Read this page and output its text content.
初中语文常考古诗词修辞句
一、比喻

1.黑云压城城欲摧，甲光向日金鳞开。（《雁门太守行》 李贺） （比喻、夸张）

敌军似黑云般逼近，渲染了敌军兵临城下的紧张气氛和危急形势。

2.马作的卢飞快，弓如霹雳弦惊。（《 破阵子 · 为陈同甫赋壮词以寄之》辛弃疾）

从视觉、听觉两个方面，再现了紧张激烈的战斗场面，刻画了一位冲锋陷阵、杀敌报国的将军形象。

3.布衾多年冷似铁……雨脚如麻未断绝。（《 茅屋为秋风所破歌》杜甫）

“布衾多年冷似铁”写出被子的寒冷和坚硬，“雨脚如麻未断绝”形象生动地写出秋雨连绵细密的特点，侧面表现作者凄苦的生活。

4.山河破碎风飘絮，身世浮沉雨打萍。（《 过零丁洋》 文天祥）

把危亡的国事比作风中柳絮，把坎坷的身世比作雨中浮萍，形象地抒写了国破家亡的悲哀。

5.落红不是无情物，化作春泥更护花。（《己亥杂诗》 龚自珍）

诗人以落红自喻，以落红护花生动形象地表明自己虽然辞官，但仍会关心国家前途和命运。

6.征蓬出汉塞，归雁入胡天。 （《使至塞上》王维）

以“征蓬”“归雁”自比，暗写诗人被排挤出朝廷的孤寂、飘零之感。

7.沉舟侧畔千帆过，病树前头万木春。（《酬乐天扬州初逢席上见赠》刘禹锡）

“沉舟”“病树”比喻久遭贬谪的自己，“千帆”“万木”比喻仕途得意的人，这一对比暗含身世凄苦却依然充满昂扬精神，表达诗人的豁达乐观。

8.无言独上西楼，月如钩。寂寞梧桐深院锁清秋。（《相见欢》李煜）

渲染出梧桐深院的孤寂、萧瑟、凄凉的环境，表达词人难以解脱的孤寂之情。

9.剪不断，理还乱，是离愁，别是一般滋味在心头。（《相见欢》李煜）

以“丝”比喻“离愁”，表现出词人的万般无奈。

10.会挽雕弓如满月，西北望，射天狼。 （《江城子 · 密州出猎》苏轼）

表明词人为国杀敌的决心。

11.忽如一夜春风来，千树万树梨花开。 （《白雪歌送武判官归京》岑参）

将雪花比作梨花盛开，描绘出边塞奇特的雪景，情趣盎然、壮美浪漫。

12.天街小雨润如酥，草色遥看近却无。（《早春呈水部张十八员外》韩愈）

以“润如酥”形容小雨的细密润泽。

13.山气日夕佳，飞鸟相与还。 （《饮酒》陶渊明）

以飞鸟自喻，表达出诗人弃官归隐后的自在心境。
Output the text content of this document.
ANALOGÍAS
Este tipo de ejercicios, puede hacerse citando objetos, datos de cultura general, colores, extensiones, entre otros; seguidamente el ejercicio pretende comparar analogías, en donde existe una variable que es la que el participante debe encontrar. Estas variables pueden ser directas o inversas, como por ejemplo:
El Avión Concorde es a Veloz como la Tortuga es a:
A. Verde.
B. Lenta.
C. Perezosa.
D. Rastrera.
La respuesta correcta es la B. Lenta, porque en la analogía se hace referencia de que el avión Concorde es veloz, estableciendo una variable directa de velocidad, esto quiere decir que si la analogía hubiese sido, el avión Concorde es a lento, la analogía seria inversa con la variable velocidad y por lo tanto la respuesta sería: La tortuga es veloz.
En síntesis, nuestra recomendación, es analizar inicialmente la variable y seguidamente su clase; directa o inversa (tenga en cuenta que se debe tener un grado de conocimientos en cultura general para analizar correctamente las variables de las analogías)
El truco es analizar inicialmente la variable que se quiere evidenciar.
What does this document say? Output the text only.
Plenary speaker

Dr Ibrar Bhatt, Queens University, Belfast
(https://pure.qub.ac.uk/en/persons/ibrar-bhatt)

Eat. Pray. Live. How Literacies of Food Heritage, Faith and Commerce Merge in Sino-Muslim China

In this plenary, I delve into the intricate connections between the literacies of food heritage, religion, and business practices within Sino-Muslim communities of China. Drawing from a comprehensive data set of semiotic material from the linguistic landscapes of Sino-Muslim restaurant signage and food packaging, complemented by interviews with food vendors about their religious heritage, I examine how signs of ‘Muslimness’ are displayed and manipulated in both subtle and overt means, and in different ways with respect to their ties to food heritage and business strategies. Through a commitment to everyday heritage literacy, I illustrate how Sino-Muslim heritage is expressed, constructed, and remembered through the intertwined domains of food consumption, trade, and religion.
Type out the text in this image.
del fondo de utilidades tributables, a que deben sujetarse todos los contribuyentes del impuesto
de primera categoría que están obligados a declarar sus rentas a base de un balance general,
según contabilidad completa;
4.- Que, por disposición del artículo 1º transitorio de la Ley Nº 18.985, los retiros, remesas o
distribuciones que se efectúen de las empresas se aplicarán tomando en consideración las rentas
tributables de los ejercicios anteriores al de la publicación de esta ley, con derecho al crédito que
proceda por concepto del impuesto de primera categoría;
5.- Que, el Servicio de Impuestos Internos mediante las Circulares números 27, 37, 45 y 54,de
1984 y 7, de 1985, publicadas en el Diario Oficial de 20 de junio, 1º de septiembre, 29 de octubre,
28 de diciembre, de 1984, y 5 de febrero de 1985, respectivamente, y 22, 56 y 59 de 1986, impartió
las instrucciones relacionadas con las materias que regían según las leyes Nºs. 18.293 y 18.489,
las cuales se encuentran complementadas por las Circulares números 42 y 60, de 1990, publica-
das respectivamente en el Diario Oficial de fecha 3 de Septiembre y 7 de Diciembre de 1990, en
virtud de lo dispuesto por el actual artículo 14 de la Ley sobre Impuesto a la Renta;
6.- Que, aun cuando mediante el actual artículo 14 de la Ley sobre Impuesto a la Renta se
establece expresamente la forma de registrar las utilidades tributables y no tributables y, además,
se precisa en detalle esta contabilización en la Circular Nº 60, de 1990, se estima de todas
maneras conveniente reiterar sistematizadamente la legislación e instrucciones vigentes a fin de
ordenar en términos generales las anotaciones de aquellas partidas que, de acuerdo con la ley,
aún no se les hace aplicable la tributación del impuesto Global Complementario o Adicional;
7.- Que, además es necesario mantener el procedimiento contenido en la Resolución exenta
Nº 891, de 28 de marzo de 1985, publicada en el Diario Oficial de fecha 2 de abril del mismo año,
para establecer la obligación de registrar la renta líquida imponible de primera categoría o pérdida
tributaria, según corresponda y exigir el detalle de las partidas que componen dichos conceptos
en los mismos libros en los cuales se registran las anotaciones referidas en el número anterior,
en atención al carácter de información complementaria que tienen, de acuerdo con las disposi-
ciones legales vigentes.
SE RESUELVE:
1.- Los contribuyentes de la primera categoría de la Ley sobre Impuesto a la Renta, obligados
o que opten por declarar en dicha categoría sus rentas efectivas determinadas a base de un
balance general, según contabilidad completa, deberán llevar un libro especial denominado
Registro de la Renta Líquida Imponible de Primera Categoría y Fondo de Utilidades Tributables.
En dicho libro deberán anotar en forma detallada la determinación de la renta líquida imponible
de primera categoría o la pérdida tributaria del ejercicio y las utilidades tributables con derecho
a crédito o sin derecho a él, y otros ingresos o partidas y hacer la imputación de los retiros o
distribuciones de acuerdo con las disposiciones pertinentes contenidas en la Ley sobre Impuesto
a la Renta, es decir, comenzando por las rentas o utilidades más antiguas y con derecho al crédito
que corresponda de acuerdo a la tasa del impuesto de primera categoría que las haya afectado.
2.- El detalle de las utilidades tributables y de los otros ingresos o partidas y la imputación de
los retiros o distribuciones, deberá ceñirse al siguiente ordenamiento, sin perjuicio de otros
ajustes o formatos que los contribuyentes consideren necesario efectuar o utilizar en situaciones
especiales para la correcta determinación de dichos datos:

§ To be done
Nothing in the data may differ; print all of it exactly as written.

§ Final result
Read this page and output its text content.
初中语文常考古诗词修辞句
一、比喻

1.黑云压城城欲摧，甲光向日金鳞开。（《雁门太守行》 李贺） （比喻、夸张）

敌军似黑云般逼近，渲染了敌军兵临城下的紧张气氛和危急形势。

2.马作的卢飞快，弓如霹雳弦惊。（《 破阵子 · 为陈同甫赋壮词以寄之》辛弃疾）

从视觉、听觉两个方面，再现了紧张激烈的战斗场面，刻画了一位冲锋陷阵、杀敌报国的将军形象。

3.布衾多年冷似铁……雨脚如麻未断绝。（《 茅屋为秋风所破歌》杜甫）

“布衾多年冷似铁”写出被子的寒冷和坚硬，“雨脚如麻未断绝”形象生动地写出秋雨连绵细密的特点，侧面表现作者凄苦的生活。

4.山河破碎风飘絮，身世浮沉雨打萍。（《 过零丁洋》 文天祥）

把危亡的国事比作风中柳絮，把坎坷的身世比作雨中浮萍，形象地抒写了国破家亡的悲哀。

5.落红不是无情物，化作春泥更护花。（《己亥杂诗》 龚自珍）

诗人以落红自喻，以落红护花生动形象地表明自己虽然辞官，但仍会关心国家前途和命运。

6.征蓬出汉塞，归雁入胡天。 （《使至塞上》王维）

以“征蓬”“归雁”自比，暗写诗人被排挤出朝廷的孤寂、飘零之感。

7.沉舟侧畔千帆过，病树前头万木春。（《酬乐天扬州初逢席上见赠》刘禹锡）

“沉舟”“病树”比喻久遭贬谪的自己，“千帆”“万木”比喻仕途得意的人，这一对比暗含身世凄苦却依然充满昂扬精神，表达诗人的豁达乐观。

8.无言独上西楼，月如钩。寂寞梧桐深院锁清秋。（《相见欢》李煜）

渲染出梧桐深院的孤寂、萧瑟、凄凉的环境，表达词人难以解脱的孤寂之情。

9.剪不断，理还乱，是离愁，别是一般滋味在心头。（《相见欢》李煜）

以“丝”比喻“离愁”，表现出词人的万般无奈。

10.会挽雕弓如满月，西北望，射天狼。 （《江城子 · 密州出猎》苏轼）

表明词人为国杀敌的决心。

11.忽如一夜春风来，千树万树梨花开。 （《白雪歌送武判官归京》岑参）

将雪花比作梨花盛开，描绘出边塞奇特的雪景，情趣盎然、壮美浪漫。

12.天街小雨润如酥，草色遥看近却无。（《早春呈水部张十八员外》韩愈）

以“润如酥”形容小雨的细密润泽。

13.山气日夕佳，飞鸟相与还。 （《饮酒》陶渊明）

以飞鸟自喻，表达出诗人弃官归隐后的自在心境。
Output the text content of this document.
ANALOGÍAS
Este tipo de ejercicios, puede hacerse citando objetos, datos de cultura general, colores, extensiones, entre otros; seguidamente el ejercicio pretende comparar analogías, en donde existe una variable que es la que el participante debe encontrar. Estas variables pueden ser directas o inversas, como por ejemplo:
El Avión Concorde es a Veloz como la Tortuga es a:
A. Verde.
B. Lenta.
C. Perezosa.
D. Rastrera.
La respuesta correcta es la B. Lenta, porque en la analogía se hace referencia de que el avión Concorde es veloz, estableciendo una variable directa de velocidad, esto quiere decir que si la analogía hubiese sido, el avión Concorde es a lento, la analogía seria inversa con la variable velocidad y por lo tanto la respuesta sería: La tortuga es veloz.
En síntesis, nuestra recomendación, es analizar inicialmente la variable y seguidamente su clase; directa o inversa (tenga en cuenta que se debe tener un grado de conocimientos en cultura general para analizar correctamente las variables de las analogías)
El truco es analizar inicialmente la variable que se quiere evidenciar.
What does this document say? Output the text only.
Plenary speaker

Dr Ibrar Bhatt, Queens University, Belfast
(https://pure.qub.ac.uk/en/persons/ibrar-bhatt)

Eat. Pray. Live. How Literacies of Food Heritage, Faith and Commerce Merge in Sino-Muslim China

In this plenary, I delve into the intricate connections between the literacies of food heritage, religion, and business practices within Sino-Muslim communities of China. Drawing from a comprehensive data set of semiotic material from the linguistic landscapes of Sino-Muslim restaurant signage and food packaging, complemented by interviews with food vendors about their religious heritage, I examine how signs of ‘Muslimness’ are displayed and manipulated in both subtle and overt means, and in different ways with respect to their ties to food heritage and business strategies. Through a commitment to everyday heritage literacy, I illustrate how Sino-Muslim heritage is expressed, constructed, and remembered through the intertwined domains of food consumption, trade, and religion.
Type out the text in this image.
del fondo de utilidades tributables, a que deben sujetarse todos los contribuyentes del impuesto
de primera categoría que están obligados a declarar sus rentas a base de un balance general,
según contabilidad completa;
4.- Que, por disposición del artículo 1º transitorio de la Ley Nº 18.985, los retiros, remesas o
distribuciones que se efectúen de las empresas se aplicarán tomando en consideración las rentas
tributables de los ejercicios anteriores al de la publicación de esta ley, con derecho al crédito que
proceda por concepto del impuesto de primera categoría;
5.- Que, el Servicio de Impuestos Internos mediante las Circulares números 27, 37, 45 y 54,de
1984 y 7, de 1985, publicadas en el Diario Oficial de 20 de junio, 1º de septiembre, 29 de octubre,
28 de diciembre, de 1984, y 5 de febrero de 1985, respectivamente, y 22, 56 y 59 de 1986, impartió
las instrucciones relacionadas con las materias que regían según las leyes Nºs. 18.293 y 18.489,
las cuales se encuentran complementadas por las Circulares números 42 y 60, de 1990, publica-
das respectivamente en el Diario Oficial de fecha 3 de Septiembre y 7 de Diciembre de 1990, en
virtud de lo dispuesto por el actual artículo 14 de la Ley sobre Impuesto a la Renta;
6.- Que, aun cuando mediante el actual artículo 14 de la Ley sobre Impuesto a la Renta se
establece expresamente la forma de registrar las utilidades tributables y no tributables y, además,
se precisa en detalle esta contabilización en la Circular Nº 60, de 1990, se estima de todas
maneras conveniente reiterar sistematizadamente la legislación e instrucciones vigentes a fin de
ordenar en términos generales las anotaciones de aquellas partidas que, de acuerdo con la ley,
aún no se les hace aplicable la tributación del impuesto Global Complementario o Adicional;
7.- Que, además es necesario mantener el procedimiento contenido en la Resolución exenta
Nº 891, de 28 de marzo de 1985, publicada en el Diario Oficial de fecha 2 de abril del mismo año,
para establecer la obligación de registrar la renta líquida imponible de primera categoría o pérdida
tributaria, según corresponda y exigir el detalle de las partidas que componen dichos conceptos
en los mismos libros en los cuales se registran las anotaciones referidas en el número anterior,
en atención al carácter de información complementaria que tienen, de acuerdo con las disposi-
ciones legales vigentes.
SE RESUELVE:
1.- Los contribuyentes de la primera categoría de la Ley sobre Impuesto a la Renta, obligados
o que opten por declarar en dicha categoría sus rentas efectivas determinadas a base de un
balance general, según contabilidad completa, deberán llevar un libro especial denominado
Registro de la Renta Líquida Imponible de Primera Categoría y Fondo de Utilidades Tributables.
En dicho libro deberán anotar en forma detallada la determinación de la renta líquida imponible
de primera categoría o la pérdida tributaria del ejercicio y las utilidades tributables con derecho
a crédito o sin derecho a él, y otros ingresos o partidas y hacer la imputación de los retiros o
distribuciones de acuerdo con las disposiciones pertinentes contenidas en la Ley sobre Impuesto
a la Renta, es decir, comenzando por las rentas o utilidades más antiguas y con derecho al crédito
que corresponda de acuerdo a la tasa del impuesto de primera categoría que las haya afectado.
2.- El detalle de las utilidades tributables y de los otros ingresos o partidas y la imputación de
los retiros o distribuciones, deberá ceñirse al siguiente ordenamiento, sin perjuicio de otros
ajustes o formatos que los contribuyentes consideren necesario efectuar o utilizar en situaciones
especiales para la correcta determinación de dichos datos:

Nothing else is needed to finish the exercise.